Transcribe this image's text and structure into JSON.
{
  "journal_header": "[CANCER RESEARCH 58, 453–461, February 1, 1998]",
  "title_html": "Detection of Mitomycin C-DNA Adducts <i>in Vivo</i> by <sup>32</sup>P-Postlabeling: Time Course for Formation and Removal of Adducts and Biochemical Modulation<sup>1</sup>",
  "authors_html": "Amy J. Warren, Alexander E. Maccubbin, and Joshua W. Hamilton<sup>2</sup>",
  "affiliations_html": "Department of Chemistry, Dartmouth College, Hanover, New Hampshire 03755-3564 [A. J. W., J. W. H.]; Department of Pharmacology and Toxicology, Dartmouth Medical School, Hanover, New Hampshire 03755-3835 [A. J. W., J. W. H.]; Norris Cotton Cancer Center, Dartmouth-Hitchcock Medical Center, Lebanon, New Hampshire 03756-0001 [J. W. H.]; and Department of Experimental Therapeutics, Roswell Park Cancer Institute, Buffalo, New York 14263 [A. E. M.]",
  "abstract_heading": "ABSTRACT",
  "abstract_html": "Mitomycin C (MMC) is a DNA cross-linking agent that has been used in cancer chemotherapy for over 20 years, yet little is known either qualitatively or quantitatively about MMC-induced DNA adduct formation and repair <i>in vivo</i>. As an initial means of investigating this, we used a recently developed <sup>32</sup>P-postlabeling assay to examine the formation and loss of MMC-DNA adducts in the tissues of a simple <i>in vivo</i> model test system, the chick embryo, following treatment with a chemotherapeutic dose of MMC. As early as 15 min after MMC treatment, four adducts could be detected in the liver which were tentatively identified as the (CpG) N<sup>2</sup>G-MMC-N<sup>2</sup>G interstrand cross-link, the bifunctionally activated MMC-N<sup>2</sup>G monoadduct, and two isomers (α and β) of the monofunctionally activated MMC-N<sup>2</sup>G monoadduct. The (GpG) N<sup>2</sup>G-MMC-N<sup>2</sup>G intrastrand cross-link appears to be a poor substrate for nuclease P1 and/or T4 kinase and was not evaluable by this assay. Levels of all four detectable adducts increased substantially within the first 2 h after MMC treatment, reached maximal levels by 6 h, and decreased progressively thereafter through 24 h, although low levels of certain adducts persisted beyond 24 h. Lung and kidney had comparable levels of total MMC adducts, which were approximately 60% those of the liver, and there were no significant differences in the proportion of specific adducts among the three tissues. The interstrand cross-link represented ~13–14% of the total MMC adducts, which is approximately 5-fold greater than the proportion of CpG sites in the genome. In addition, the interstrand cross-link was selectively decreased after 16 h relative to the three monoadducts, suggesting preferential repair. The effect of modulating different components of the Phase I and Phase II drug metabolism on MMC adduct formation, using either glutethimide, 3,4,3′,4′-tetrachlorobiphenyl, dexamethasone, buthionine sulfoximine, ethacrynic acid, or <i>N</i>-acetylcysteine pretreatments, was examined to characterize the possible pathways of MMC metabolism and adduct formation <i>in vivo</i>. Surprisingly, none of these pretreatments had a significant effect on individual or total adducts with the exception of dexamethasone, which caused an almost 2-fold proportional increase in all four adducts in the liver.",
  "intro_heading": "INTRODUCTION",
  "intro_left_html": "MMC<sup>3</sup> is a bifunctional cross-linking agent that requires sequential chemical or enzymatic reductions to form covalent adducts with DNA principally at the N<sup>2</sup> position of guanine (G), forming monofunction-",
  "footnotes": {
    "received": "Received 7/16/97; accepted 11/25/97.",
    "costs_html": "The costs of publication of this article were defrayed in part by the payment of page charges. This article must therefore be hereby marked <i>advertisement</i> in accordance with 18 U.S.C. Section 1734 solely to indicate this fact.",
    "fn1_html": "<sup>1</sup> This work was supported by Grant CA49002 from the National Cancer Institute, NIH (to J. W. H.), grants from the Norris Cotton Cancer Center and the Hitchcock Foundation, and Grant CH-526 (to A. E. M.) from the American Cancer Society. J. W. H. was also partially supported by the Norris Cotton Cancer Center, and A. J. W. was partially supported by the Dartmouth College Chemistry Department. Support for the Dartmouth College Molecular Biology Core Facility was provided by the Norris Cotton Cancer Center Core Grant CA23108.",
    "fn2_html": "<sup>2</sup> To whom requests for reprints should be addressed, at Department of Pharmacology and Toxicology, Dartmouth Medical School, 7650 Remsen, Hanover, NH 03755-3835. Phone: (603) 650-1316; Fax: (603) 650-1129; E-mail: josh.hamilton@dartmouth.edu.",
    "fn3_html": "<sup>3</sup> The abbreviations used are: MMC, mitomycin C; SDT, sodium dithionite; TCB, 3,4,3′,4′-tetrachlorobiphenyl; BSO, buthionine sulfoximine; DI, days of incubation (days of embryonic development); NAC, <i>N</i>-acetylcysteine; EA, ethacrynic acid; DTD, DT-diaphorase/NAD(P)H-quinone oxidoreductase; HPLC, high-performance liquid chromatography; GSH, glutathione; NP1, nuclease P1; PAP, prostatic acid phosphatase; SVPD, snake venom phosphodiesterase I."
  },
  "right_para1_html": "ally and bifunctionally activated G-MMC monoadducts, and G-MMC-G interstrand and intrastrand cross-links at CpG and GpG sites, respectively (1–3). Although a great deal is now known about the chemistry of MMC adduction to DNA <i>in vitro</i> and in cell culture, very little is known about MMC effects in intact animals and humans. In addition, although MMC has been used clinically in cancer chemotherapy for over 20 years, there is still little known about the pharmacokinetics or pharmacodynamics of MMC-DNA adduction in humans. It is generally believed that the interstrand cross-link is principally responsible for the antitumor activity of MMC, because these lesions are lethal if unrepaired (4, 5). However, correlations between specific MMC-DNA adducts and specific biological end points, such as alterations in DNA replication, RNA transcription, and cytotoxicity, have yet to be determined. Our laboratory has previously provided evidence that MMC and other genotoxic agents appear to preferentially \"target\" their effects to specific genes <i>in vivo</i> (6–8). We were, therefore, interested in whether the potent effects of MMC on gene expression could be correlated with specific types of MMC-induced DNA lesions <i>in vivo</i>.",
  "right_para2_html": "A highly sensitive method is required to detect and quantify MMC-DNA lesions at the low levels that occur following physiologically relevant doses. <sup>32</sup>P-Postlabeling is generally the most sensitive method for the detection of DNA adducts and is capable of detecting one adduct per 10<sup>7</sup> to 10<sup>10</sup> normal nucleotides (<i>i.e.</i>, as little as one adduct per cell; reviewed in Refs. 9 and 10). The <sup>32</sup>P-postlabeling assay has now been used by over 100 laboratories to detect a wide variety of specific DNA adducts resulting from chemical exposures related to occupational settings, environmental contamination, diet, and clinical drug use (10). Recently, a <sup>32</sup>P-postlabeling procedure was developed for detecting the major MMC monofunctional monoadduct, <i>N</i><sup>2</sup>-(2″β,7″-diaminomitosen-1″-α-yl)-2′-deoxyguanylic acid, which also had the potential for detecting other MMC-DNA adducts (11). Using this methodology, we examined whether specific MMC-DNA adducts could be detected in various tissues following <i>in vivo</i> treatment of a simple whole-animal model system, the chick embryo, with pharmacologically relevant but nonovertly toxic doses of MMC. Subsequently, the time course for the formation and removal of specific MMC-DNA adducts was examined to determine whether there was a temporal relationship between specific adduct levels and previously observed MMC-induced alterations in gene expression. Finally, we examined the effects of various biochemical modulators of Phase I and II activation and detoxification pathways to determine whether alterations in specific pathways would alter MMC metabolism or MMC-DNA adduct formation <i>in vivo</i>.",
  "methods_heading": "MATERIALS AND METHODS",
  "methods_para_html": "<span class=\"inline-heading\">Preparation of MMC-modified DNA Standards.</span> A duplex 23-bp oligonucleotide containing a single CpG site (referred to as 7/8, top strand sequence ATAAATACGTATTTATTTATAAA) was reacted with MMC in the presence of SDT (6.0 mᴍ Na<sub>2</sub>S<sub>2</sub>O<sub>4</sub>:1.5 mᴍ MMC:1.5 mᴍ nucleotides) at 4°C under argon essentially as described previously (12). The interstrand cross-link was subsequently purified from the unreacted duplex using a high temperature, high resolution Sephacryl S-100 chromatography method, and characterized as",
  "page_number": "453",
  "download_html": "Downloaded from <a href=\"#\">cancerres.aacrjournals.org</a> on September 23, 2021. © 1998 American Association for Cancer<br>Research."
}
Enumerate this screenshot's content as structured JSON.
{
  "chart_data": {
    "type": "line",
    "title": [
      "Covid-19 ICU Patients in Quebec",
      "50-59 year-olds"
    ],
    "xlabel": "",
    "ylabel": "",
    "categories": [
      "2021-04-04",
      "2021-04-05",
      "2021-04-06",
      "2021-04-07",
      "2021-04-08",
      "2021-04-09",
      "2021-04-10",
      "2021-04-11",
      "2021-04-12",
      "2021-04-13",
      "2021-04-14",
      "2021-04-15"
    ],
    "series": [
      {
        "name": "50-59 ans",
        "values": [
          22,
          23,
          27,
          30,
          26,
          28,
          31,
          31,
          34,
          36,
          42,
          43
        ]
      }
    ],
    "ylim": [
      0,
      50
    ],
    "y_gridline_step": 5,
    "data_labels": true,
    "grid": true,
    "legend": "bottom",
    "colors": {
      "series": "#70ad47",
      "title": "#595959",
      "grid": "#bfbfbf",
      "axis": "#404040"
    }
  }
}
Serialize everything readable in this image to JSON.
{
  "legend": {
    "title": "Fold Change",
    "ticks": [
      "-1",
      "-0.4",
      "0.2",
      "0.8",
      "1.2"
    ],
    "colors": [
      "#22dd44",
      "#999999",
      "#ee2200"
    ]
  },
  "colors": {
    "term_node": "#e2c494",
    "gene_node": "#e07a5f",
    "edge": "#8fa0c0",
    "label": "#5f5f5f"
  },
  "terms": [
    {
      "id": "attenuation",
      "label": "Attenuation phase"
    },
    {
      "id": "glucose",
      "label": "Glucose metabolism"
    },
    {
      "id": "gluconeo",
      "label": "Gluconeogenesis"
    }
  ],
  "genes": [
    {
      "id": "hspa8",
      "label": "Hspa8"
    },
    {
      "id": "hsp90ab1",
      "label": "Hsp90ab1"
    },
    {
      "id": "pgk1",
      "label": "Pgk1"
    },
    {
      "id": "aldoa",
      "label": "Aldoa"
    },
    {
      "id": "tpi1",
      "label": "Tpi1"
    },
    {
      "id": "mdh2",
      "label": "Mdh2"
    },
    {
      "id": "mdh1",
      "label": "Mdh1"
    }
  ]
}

----

ASSIGNED TASK
In the records above, return precisely the line containing "Serialize everything readable" and each line that comes after it, up to the final one.

THE ANSWER
Serialize everything readable in this image to JSON.
{
  "legend": {
    "title": "Fold Change",
    "ticks": [
      "-1",
      "-0.4",
      "0.2",
      "0.8",
      "1.2"
    ],
    "colors": [
      "#22dd44",
      "#999999",
      "#ee2200"
    ]
  },
  "colors": {
    "term_node": "#e2c494",
    "gene_node": "#e07a5f",
    "edge": "#8fa0c0",
    "label": "#5f5f5f"
  },
  "terms": [
    {
      "id": "attenuation",
      "label": "Attenuation phase"
    },
    {
      "id": "glucose",
      "label": "Glucose metabolism"
    },
    {
      "id": "gluconeo",
      "label": "Gluconeogenesis"
    }
  ],
  "genes": [
    {
      "id": "hspa8",
      "label": "Hspa8"
    },
    {
      "id": "hsp90ab1",
      "label": "Hsp90ab1"
    },
    {
      "id": "pgk1",
      "label": "Pgk1"
    },
    {
      "id": "aldoa",
      "label": "Aldoa"
    },
    {
      "id": "tpi1",
      "label": "Tpi1"
    },
    {
      "id": "mdh2",
      "label": "Mdh2"
    },
    {
      "id": "mdh1",
      "label": "Mdh1"
    }
  ]
}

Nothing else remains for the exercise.